What to produce: From the records below, pull each line that has "fire".

Records provided:
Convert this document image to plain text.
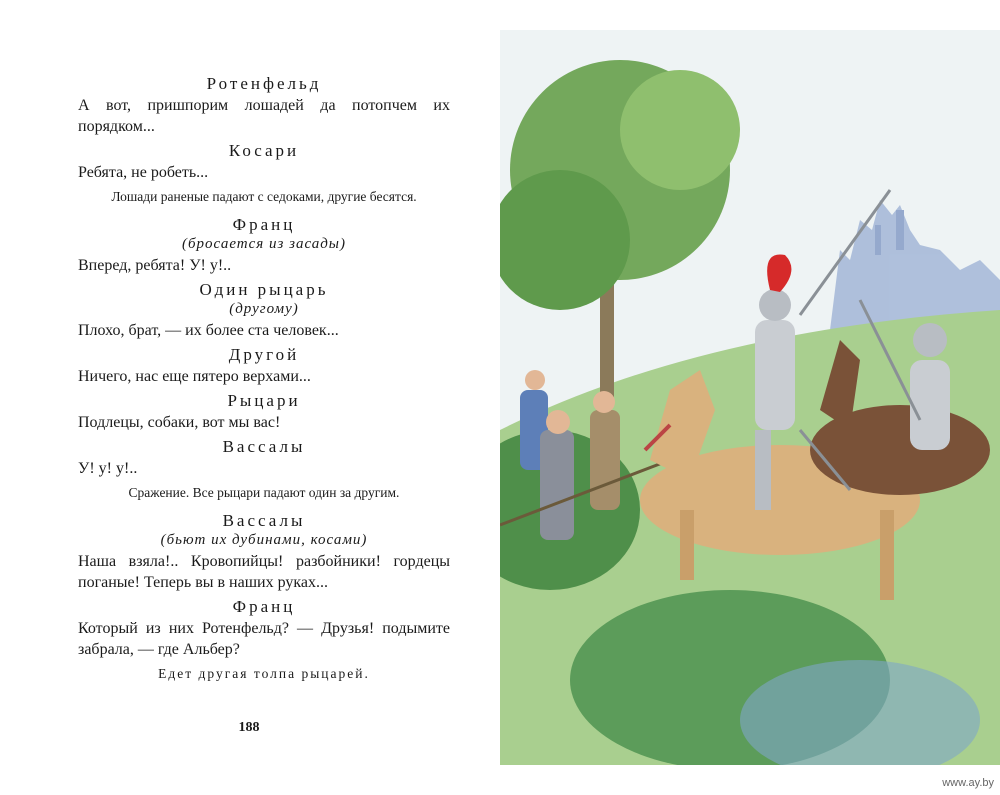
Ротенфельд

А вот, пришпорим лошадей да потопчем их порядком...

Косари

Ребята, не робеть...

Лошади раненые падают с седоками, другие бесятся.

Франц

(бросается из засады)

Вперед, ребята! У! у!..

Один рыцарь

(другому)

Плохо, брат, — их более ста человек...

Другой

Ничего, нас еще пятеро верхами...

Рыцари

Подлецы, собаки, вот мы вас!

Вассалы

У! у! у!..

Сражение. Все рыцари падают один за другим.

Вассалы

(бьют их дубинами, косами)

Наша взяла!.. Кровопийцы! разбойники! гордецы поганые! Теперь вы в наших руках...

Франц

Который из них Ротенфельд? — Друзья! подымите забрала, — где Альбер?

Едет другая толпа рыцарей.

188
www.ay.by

==

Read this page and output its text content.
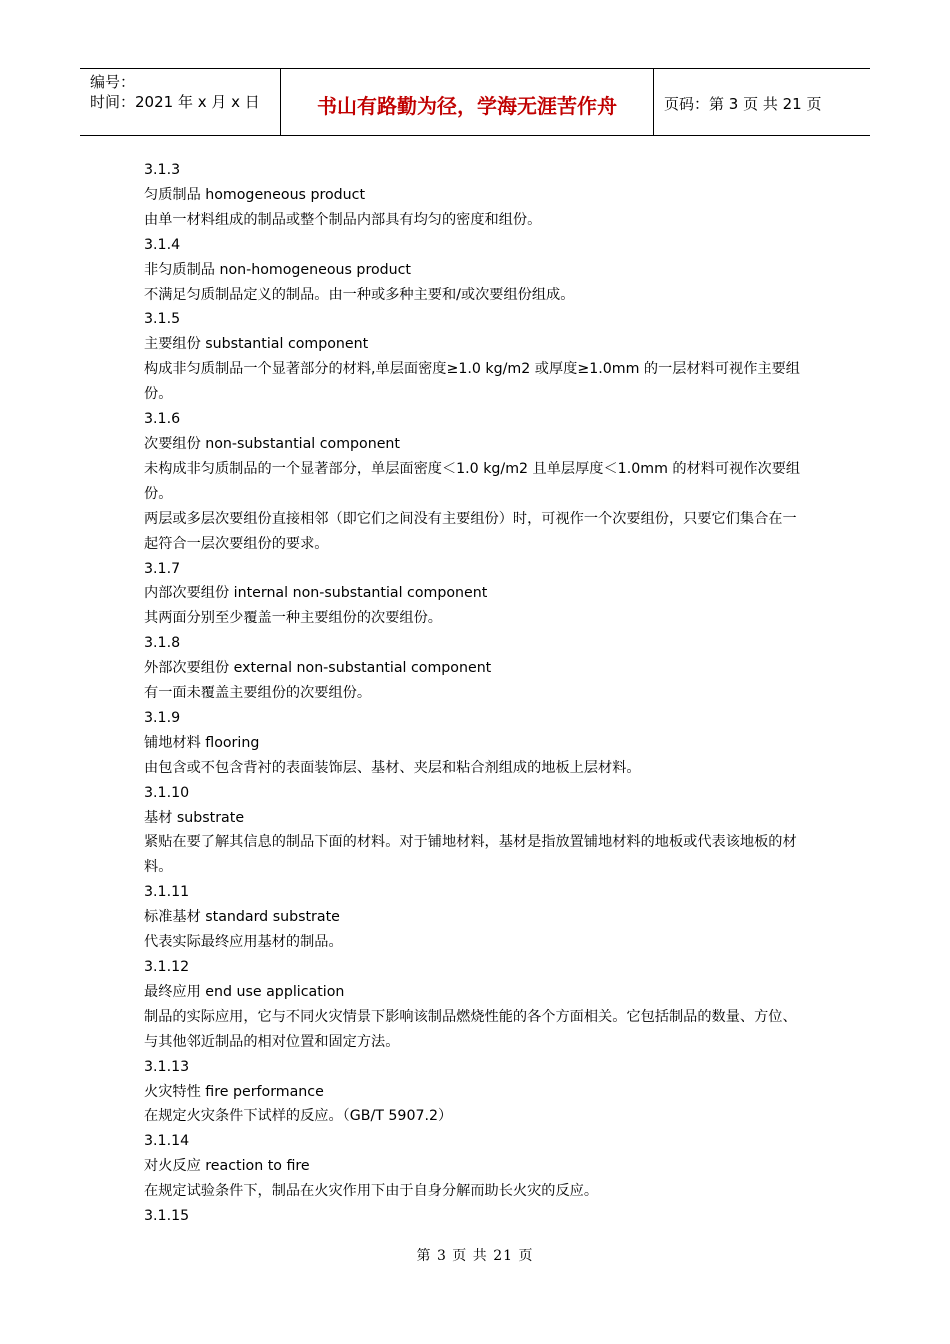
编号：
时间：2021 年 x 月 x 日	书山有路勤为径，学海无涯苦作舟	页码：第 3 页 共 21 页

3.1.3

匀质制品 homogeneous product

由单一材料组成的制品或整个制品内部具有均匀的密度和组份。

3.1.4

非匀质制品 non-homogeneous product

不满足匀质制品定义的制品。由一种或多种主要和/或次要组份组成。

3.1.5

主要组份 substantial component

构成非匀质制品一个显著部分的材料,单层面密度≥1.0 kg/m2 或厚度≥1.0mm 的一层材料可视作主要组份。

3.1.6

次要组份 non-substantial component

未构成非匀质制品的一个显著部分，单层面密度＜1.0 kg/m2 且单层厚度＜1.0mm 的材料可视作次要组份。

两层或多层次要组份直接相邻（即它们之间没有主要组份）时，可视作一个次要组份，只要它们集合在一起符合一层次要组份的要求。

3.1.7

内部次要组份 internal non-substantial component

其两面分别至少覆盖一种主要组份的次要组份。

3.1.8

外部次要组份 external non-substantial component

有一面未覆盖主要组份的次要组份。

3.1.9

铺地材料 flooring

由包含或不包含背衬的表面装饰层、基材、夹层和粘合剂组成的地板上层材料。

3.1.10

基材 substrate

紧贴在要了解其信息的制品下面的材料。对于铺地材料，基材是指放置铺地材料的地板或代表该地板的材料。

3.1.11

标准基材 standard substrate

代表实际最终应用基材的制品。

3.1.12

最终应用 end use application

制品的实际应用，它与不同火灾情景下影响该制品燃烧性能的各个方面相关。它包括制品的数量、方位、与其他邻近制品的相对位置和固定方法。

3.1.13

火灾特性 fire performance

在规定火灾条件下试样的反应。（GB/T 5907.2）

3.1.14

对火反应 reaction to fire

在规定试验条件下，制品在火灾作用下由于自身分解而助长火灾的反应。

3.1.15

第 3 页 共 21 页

Solved exercise:
火灾特性 fire performance
对火反应 reaction to fire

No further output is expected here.